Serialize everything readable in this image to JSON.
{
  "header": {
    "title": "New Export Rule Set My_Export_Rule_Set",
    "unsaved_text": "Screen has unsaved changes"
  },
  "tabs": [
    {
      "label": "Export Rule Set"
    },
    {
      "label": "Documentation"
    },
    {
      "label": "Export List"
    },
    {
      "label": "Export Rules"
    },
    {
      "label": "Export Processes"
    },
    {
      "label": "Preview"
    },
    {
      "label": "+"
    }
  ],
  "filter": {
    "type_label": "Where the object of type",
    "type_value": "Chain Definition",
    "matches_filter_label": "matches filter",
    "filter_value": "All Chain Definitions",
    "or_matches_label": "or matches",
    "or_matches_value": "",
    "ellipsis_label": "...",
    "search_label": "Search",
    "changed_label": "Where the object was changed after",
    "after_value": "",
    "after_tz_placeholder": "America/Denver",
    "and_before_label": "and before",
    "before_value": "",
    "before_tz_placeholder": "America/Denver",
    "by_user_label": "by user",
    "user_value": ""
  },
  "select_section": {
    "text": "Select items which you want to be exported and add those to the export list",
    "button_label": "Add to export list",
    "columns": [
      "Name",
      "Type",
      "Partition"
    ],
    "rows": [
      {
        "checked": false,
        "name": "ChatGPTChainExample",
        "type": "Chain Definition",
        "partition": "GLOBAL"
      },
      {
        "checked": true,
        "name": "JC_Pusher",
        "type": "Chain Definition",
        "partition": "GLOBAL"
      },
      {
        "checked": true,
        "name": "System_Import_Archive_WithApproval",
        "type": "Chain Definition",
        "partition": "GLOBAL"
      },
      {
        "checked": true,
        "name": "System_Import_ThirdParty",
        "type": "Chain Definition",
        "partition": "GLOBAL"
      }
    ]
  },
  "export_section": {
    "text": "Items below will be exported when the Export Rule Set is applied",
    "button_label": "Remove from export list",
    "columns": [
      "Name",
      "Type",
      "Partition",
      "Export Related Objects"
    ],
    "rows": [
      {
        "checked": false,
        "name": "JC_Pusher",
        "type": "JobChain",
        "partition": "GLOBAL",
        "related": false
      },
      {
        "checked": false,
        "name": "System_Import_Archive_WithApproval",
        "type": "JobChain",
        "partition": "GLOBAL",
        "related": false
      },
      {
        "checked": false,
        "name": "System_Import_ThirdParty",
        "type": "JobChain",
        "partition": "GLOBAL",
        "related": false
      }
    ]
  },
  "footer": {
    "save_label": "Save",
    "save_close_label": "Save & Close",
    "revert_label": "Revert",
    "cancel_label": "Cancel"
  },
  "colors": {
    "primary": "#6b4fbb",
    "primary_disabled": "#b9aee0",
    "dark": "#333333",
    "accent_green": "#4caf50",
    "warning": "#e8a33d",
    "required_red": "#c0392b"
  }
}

##############################

Your objective »
Retype every entry word for word.

Problem solution »
Serialize everything readable in this image to JSON.
{
  "header": {
    "title": "New Export Rule Set My_Export_Rule_Set",
    "unsaved_text": "Screen has unsaved changes"
  },
  "tabs": [
    {
      "label": "Export Rule Set"
    },
    {
      "label": "Documentation"
    },
    {
      "label": "Export List"
    },
    {
      "label": "Export Rules"
    },
    {
      "label": "Export Processes"
    },
    {
      "label": "Preview"
    },
    {
      "label": "+"
    }
  ],
  "filter": {
    "type_label": "Where the object of type",
    "type_value": "Chain Definition",
    "matches_filter_label": "matches filter",
    "filter_value": "All Chain Definitions",
    "or_matches_label": "or matches",
    "or_matches_value": "",
    "ellipsis_label": "...",
    "search_label": "Search",
    "changed_label": "Where the object was changed after",
    "after_value": "",
    "after_tz_placeholder": "America/Denver",
    "and_before_label": "and before",
    "before_value": "",
    "before_tz_placeholder": "America/Denver",
    "by_user_label": "by user",
    "user_value": ""
  },
  "select_section": {
    "text": "Select items which you want to be exported and add those to the export list",
    "button_label": "Add to export list",
    "columns": [
      "Name",
      "Type",
      "Partition"
    ],
    "rows": [
      {
        "checked": false,
        "name": "ChatGPTChainExample",
        "type": "Chain Definition",
        "partition": "GLOBAL"
      },
      {
        "checked": true,
        "name": "JC_Pusher",
        "type": "Chain Definition",
        "partition": "GLOBAL"
      },
      {
        "checked": true,
        "name": "System_Import_Archive_WithApproval",
        "type": "Chain Definition",
        "partition": "GLOBAL"
      },
      {
        "checked": true,
        "name": "System_Import_ThirdParty",
        "type": "Chain Definition",
        "partition": "GLOBAL"
      }
    ]
  },
  "export_section": {
    "text": "Items below will be exported when the Export Rule Set is applied",
    "button_label": "Remove from export list",
    "columns": [
      "Name",
      "Type",
      "Partition",
      "Export Related Objects"
    ],
    "rows": [
      {
        "checked": false,
        "name": "JC_Pusher",
        "type": "JobChain",
        "partition": "GLOBAL",
        "related": false
      },
      {
        "checked": false,
        "name": "System_Import_Archive_WithApproval",
        "type": "JobChain",
        "partition": "GLOBAL",
        "related": false
      },
      {
        "checked": false,
        "name": "System_Import_ThirdParty",
        "type": "JobChain",
        "partition": "GLOBAL",
        "related": false
      }
    ]
  },
  "footer": {
    "save_label": "Save",
    "save_close_label": "Save & Close",
    "revert_label": "Revert",
    "cancel_label": "Cancel"
  },
  "colors": {
    "primary": "#6b4fbb",
    "primary_disabled": "#b9aee0",
    "dark": "#333333",
    "accent_green": "#4caf50",
    "warning": "#e8a33d",
    "required_red": "#c0392b"
  }
}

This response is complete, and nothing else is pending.